Your objective:
Of all the lines in the records, how many hold the word "this"? Answer with the number only.

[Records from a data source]

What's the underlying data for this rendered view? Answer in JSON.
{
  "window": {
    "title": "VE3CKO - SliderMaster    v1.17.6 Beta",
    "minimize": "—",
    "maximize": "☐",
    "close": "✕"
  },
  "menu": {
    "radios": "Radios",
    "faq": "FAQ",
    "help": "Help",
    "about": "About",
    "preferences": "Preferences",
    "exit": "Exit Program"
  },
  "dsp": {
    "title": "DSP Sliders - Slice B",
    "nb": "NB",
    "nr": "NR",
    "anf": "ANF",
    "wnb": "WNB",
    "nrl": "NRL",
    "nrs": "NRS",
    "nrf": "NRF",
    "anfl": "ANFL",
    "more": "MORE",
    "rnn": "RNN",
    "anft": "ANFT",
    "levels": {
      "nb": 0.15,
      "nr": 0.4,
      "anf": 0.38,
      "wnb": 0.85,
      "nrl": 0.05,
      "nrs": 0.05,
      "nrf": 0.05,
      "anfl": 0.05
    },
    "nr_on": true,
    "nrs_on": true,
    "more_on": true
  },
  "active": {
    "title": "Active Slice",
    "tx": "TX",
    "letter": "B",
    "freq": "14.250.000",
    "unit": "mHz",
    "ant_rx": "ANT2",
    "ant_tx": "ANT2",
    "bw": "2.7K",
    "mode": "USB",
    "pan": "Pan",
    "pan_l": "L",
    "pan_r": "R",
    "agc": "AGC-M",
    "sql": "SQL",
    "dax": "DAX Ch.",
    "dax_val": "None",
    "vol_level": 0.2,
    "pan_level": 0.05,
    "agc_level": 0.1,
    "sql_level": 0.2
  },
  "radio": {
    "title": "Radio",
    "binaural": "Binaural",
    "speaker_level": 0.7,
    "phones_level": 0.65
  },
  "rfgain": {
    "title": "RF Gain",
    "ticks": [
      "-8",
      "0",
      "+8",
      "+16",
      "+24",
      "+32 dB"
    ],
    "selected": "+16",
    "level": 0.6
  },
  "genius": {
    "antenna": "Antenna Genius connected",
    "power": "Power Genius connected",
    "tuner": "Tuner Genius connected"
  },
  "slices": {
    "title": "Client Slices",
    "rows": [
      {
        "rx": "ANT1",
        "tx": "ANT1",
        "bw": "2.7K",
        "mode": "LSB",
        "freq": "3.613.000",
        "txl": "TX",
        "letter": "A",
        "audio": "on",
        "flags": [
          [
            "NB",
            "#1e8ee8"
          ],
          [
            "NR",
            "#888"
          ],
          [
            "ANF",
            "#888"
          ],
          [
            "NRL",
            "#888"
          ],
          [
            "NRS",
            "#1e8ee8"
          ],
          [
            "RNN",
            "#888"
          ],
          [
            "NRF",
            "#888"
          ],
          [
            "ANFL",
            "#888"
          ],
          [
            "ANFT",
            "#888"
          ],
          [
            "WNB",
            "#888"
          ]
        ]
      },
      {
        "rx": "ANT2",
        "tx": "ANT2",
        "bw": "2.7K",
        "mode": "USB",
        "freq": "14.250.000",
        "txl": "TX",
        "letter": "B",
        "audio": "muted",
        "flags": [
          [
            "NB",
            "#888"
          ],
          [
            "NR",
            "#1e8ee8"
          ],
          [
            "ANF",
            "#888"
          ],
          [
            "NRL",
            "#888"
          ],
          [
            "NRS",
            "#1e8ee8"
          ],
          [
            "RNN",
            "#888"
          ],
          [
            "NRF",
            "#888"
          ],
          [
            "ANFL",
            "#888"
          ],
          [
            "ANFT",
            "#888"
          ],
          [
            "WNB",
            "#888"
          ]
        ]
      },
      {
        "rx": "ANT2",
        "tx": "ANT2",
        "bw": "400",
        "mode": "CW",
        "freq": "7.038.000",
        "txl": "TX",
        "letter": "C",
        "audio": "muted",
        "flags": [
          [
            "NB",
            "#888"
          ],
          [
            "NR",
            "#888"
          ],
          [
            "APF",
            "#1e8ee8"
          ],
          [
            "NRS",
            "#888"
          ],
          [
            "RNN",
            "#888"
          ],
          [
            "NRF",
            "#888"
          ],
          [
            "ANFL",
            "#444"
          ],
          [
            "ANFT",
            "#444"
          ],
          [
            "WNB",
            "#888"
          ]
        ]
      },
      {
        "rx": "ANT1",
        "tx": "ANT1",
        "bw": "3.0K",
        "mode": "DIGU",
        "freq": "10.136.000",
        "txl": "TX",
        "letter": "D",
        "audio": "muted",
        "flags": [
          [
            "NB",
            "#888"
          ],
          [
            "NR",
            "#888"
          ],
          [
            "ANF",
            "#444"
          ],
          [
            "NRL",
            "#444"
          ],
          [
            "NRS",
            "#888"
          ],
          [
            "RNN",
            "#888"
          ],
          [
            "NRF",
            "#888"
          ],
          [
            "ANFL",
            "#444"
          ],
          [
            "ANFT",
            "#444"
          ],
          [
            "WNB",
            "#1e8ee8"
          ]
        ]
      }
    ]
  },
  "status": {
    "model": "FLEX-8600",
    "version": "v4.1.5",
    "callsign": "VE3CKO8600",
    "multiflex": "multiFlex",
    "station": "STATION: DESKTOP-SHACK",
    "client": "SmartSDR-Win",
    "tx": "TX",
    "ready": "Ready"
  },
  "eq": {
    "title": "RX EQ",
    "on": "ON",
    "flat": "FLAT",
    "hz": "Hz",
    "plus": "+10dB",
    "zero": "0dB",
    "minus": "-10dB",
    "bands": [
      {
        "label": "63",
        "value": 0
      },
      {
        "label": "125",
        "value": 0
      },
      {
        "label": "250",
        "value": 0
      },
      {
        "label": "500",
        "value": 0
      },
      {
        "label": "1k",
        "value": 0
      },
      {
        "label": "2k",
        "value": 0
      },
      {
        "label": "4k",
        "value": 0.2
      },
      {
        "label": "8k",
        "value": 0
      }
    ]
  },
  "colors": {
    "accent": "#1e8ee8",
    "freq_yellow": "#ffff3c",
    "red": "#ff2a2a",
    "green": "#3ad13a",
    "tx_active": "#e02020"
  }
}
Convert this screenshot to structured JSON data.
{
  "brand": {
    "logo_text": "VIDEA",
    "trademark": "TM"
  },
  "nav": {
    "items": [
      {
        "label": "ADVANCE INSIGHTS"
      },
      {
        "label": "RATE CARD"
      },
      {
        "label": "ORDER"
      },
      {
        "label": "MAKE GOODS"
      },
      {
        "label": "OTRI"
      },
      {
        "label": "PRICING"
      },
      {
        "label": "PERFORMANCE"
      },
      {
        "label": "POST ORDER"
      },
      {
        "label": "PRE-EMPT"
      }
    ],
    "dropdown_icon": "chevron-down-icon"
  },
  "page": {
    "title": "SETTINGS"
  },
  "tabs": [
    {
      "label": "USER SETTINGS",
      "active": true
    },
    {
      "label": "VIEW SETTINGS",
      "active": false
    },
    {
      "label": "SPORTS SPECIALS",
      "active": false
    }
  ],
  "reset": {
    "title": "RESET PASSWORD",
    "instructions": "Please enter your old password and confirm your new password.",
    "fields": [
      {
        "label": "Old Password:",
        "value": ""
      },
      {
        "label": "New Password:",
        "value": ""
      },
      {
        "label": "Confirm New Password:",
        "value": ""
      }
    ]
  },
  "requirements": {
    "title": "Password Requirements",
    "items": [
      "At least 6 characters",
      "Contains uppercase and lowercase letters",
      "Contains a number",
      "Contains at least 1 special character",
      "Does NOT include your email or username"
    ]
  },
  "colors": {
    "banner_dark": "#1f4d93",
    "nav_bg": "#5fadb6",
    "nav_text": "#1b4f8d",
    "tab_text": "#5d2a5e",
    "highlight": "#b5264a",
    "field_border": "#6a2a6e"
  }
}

Written solution:
2